* Begin *

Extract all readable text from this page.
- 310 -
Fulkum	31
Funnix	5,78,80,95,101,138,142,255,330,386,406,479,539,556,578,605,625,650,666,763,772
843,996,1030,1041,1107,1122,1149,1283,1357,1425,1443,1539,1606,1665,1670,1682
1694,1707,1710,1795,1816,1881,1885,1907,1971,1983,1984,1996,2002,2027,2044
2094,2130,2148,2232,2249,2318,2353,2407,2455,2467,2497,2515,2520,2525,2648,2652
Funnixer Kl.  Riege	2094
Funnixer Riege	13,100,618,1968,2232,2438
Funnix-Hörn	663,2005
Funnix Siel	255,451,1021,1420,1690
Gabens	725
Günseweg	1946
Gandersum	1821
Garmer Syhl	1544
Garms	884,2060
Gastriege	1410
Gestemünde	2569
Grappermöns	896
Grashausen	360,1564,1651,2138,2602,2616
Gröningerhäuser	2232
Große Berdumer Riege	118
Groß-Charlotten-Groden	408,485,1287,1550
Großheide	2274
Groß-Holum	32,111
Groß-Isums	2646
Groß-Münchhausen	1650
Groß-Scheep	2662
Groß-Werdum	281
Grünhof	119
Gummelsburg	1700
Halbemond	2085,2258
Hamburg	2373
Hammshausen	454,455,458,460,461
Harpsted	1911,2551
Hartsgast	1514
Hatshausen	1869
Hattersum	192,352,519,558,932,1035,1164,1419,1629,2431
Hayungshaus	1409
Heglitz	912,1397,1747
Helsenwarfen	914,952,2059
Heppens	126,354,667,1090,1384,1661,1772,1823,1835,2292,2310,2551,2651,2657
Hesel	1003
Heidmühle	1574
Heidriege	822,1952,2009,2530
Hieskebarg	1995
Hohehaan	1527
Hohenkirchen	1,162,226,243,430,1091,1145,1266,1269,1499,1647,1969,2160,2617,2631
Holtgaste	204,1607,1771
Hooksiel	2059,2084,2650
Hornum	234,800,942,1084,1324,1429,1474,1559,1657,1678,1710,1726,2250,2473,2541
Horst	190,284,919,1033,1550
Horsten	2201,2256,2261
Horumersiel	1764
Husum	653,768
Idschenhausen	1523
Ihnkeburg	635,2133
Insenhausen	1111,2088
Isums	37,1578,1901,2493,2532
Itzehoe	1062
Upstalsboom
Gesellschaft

* End *

Extract every line that has the string "Isums" in it.

Groß-Isums	2646
Isums	37,1578,1901,2493,2532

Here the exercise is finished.